* WHAT NEEDS TO BE DONE
Give the number of lines that contain the string "xlabel", please, and nothing else.

* RECORDS TO USE
***
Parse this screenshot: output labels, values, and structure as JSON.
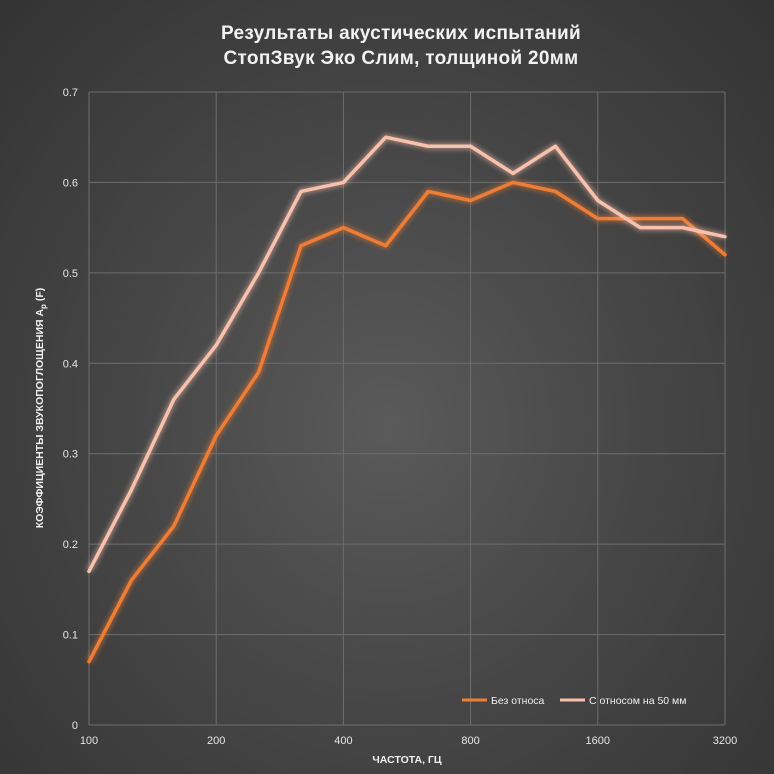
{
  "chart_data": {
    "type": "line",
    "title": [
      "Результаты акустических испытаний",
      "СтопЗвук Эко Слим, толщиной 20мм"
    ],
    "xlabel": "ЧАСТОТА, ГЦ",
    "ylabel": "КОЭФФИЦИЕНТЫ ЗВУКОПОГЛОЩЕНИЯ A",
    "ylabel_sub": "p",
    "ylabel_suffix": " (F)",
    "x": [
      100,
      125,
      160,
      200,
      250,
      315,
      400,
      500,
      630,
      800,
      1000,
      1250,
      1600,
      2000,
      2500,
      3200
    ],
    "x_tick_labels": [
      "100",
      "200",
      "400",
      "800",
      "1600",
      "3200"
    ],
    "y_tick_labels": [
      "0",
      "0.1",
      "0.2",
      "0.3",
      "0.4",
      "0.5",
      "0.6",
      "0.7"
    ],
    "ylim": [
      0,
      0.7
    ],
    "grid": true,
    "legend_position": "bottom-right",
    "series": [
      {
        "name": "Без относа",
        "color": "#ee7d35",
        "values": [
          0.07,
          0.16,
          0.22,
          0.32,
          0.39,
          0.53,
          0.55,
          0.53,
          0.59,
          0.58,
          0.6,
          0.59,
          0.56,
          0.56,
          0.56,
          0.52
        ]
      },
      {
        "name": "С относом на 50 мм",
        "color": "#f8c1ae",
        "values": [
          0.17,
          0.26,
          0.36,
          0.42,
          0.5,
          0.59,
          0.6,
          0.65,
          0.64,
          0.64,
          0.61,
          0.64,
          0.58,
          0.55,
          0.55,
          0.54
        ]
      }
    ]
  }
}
***
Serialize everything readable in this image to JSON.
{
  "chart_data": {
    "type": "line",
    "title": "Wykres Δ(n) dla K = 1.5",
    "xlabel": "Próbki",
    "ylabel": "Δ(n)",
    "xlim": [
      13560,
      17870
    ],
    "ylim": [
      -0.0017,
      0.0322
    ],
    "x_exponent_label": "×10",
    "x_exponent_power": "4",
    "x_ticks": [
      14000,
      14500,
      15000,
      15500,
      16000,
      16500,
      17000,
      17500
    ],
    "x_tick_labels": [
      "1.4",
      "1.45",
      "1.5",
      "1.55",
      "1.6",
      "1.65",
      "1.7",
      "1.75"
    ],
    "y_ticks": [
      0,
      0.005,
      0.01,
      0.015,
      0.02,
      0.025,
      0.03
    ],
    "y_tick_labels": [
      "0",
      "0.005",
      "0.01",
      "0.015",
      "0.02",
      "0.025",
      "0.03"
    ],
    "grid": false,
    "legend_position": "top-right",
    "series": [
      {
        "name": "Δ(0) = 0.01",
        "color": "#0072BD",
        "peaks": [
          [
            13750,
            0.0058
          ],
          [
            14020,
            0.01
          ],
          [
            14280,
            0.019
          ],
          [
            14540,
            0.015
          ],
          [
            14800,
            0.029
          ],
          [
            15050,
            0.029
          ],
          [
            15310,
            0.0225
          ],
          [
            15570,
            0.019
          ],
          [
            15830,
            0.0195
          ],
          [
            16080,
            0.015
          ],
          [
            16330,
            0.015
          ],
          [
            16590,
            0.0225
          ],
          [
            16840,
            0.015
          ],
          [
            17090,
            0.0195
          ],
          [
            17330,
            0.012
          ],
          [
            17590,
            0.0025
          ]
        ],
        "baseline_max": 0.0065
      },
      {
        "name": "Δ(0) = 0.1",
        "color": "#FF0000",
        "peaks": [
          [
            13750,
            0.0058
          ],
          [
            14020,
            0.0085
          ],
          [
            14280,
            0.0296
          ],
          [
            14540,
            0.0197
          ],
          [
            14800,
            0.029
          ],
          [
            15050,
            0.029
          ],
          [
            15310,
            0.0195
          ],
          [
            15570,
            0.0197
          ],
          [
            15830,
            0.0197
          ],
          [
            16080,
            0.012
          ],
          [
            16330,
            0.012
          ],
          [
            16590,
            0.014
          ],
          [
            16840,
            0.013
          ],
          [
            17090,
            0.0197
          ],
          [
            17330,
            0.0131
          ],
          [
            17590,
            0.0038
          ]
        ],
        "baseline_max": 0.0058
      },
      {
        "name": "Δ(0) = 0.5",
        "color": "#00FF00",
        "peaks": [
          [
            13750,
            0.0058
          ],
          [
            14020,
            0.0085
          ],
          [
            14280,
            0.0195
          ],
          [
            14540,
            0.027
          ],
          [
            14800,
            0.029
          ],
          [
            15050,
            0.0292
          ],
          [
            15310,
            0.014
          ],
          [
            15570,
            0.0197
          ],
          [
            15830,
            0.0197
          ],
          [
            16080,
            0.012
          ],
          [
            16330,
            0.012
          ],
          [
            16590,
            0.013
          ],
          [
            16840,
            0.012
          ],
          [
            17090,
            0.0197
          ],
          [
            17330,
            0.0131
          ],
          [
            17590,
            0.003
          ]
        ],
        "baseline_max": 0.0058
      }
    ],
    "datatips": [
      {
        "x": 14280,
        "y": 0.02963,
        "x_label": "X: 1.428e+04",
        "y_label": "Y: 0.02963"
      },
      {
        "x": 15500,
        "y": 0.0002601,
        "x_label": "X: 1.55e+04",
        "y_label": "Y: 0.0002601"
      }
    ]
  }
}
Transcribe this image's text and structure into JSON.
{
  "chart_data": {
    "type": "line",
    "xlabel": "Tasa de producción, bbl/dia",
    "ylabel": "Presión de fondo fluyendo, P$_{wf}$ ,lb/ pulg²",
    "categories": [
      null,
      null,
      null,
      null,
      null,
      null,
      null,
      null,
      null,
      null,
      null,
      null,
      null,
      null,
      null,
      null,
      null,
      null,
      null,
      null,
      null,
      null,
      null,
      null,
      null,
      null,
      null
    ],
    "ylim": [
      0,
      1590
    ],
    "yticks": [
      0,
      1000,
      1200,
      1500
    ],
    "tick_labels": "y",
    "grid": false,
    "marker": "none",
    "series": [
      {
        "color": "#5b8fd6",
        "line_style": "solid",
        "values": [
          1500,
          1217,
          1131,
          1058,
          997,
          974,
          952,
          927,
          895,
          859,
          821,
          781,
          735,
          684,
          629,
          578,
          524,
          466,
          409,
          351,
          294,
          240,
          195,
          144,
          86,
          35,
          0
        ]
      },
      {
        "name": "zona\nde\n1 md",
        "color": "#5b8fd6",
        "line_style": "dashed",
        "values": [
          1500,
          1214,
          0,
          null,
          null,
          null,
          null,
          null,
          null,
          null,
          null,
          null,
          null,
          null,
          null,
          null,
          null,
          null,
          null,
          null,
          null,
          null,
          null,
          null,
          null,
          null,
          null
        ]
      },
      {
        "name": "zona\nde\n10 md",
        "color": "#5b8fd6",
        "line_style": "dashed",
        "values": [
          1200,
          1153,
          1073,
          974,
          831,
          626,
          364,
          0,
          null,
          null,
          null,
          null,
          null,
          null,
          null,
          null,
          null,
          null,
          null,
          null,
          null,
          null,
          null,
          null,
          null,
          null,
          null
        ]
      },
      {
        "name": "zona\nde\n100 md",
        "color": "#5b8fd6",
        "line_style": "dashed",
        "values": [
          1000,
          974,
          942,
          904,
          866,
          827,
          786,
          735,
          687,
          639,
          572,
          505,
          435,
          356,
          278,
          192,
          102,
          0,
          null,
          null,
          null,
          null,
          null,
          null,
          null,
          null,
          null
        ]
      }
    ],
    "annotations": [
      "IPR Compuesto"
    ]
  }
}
***
* EXERCISE RESULT
3